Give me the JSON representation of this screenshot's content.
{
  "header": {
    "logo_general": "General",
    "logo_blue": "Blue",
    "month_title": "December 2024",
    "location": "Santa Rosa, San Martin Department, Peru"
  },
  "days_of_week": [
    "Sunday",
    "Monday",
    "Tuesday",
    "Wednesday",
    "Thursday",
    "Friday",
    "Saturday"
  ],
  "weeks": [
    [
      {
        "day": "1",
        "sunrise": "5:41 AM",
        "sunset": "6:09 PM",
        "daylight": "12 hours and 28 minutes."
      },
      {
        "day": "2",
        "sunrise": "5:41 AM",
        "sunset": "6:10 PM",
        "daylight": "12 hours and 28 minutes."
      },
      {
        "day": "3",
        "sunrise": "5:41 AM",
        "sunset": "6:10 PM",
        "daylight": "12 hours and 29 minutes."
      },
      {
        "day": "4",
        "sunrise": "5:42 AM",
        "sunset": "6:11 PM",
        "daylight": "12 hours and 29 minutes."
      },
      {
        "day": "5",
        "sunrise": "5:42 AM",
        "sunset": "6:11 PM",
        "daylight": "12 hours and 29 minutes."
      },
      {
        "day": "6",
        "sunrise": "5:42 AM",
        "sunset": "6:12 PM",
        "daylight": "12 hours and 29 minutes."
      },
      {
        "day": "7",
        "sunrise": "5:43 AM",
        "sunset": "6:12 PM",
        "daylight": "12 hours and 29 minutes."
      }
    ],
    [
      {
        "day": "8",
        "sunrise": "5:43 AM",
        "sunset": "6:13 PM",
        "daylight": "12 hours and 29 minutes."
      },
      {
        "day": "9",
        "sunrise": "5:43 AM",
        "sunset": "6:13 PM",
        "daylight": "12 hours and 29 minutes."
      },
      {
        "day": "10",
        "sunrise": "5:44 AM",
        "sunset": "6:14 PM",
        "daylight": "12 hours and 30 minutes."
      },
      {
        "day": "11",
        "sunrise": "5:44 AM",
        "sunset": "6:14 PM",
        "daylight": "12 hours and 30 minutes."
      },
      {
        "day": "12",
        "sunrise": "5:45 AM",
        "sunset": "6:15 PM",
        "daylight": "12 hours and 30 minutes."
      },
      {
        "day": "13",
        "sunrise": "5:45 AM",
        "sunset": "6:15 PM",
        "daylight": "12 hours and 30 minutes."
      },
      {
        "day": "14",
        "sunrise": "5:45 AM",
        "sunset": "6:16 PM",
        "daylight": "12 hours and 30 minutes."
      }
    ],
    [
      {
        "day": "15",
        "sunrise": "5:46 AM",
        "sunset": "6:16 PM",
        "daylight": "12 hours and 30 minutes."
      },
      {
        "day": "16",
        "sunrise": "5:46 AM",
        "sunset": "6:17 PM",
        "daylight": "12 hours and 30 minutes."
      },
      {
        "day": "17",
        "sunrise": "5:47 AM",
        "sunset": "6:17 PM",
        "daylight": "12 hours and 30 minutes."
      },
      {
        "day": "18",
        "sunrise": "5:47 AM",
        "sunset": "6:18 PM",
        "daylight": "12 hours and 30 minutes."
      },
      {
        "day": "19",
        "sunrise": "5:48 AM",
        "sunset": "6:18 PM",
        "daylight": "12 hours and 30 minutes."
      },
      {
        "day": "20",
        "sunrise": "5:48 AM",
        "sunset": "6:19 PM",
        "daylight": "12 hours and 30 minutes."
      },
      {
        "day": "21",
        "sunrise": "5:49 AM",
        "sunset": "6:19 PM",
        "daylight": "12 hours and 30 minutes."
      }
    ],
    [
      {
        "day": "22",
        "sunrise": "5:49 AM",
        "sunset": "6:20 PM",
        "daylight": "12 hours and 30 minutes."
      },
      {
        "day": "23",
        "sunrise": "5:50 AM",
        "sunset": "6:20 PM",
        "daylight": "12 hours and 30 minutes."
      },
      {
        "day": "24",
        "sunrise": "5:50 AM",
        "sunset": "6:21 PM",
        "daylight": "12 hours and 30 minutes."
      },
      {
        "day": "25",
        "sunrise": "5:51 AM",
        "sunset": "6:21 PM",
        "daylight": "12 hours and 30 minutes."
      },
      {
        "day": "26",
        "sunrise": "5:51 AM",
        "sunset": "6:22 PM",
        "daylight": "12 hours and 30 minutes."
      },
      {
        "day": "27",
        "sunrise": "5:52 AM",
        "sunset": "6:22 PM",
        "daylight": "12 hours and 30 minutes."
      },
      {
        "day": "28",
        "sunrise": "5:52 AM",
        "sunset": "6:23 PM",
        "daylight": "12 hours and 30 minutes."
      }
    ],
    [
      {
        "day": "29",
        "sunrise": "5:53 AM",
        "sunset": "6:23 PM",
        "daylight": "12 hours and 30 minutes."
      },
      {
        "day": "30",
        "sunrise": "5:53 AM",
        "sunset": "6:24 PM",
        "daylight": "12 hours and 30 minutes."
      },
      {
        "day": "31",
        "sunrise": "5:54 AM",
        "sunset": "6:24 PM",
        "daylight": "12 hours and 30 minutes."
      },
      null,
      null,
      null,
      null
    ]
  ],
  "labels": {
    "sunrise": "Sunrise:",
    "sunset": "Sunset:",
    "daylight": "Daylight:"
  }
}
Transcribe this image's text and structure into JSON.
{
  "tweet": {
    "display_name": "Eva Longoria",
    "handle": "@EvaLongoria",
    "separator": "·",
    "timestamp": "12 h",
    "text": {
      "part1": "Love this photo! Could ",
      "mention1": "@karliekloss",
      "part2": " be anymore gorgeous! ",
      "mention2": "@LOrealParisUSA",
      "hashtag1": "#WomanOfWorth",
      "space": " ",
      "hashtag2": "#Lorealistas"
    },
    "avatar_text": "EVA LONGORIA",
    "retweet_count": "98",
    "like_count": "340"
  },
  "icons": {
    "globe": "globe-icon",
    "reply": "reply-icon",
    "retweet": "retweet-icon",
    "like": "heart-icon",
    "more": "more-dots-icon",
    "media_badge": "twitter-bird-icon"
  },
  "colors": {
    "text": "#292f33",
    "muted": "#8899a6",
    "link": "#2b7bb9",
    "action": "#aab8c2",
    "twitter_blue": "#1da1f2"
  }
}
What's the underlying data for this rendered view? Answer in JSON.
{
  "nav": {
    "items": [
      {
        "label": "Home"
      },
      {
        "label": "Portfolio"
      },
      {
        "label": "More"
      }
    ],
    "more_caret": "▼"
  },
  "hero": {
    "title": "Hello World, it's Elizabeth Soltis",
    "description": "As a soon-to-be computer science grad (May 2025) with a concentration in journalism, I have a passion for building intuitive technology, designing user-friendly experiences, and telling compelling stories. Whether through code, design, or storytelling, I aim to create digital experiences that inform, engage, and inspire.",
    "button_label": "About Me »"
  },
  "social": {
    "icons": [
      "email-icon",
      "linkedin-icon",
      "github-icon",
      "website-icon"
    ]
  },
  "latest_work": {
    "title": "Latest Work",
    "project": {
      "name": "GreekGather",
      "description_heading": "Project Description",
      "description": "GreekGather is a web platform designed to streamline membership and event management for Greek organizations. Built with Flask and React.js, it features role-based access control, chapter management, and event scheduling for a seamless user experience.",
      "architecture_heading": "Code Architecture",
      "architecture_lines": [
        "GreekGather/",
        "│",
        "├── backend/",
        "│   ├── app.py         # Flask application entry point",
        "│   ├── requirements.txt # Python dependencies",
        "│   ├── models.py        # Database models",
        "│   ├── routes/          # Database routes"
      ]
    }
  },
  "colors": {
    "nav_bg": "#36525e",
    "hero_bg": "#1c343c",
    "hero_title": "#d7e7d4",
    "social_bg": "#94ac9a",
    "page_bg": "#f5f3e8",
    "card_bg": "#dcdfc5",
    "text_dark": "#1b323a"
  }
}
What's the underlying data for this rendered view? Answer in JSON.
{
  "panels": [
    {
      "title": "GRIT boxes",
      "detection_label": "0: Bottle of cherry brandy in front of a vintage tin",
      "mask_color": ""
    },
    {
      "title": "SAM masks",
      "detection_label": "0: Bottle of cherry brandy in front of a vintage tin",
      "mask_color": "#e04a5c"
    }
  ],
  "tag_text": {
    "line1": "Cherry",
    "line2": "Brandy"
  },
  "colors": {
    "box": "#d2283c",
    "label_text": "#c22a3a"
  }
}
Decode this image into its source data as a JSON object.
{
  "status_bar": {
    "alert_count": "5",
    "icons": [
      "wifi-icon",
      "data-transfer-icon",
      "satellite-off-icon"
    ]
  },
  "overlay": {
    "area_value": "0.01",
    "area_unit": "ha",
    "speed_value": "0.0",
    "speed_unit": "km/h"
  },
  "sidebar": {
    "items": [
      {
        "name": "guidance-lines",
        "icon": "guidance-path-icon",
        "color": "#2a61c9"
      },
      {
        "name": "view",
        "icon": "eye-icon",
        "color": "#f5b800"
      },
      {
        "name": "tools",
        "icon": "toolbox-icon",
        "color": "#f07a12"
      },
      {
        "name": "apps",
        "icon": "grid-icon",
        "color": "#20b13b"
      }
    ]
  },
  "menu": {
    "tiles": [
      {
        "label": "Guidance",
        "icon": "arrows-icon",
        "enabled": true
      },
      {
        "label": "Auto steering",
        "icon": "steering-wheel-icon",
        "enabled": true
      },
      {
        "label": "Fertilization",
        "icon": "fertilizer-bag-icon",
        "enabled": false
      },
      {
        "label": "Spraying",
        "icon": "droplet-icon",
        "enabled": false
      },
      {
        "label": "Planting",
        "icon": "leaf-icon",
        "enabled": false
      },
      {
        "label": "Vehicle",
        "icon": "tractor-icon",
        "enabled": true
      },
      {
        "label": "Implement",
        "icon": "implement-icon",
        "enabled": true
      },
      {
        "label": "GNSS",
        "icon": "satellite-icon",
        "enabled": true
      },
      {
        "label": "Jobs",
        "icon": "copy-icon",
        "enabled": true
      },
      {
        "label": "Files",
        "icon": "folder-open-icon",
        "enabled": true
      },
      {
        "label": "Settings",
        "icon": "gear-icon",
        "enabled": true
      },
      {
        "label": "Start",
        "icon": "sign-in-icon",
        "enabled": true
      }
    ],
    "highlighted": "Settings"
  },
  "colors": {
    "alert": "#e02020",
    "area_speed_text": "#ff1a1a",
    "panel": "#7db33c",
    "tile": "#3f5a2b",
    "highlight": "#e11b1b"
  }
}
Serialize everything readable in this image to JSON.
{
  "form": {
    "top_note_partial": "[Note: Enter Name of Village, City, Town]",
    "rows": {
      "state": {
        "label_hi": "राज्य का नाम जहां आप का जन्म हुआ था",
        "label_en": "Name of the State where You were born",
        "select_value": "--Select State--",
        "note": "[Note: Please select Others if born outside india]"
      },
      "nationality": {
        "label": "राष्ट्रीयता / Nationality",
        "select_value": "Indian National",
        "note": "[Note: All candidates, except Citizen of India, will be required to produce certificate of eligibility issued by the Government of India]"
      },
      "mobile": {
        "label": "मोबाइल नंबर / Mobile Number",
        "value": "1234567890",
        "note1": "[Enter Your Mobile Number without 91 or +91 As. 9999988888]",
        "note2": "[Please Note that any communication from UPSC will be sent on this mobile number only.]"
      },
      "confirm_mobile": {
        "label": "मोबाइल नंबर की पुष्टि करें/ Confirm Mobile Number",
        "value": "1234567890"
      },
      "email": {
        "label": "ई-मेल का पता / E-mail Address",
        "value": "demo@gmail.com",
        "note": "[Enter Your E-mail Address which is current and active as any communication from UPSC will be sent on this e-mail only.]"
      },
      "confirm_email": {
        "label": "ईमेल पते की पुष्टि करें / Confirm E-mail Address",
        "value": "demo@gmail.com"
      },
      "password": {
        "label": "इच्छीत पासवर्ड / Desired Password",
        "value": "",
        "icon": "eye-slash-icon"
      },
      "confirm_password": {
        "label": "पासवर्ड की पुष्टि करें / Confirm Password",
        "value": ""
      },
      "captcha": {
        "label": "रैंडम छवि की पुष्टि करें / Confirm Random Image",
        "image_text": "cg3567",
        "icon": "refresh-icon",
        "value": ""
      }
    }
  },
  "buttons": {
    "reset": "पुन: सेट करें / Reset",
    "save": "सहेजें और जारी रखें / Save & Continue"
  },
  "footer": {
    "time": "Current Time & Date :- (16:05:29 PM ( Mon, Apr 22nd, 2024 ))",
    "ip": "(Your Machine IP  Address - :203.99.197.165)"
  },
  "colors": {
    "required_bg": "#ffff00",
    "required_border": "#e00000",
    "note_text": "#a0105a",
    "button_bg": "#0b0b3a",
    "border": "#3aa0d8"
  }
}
━━━━
**What you are asked to do**. Pick out all lines containing the string "Settings".

**The completed task**.
        "label": "Settings",
    "highlighted": "Settings"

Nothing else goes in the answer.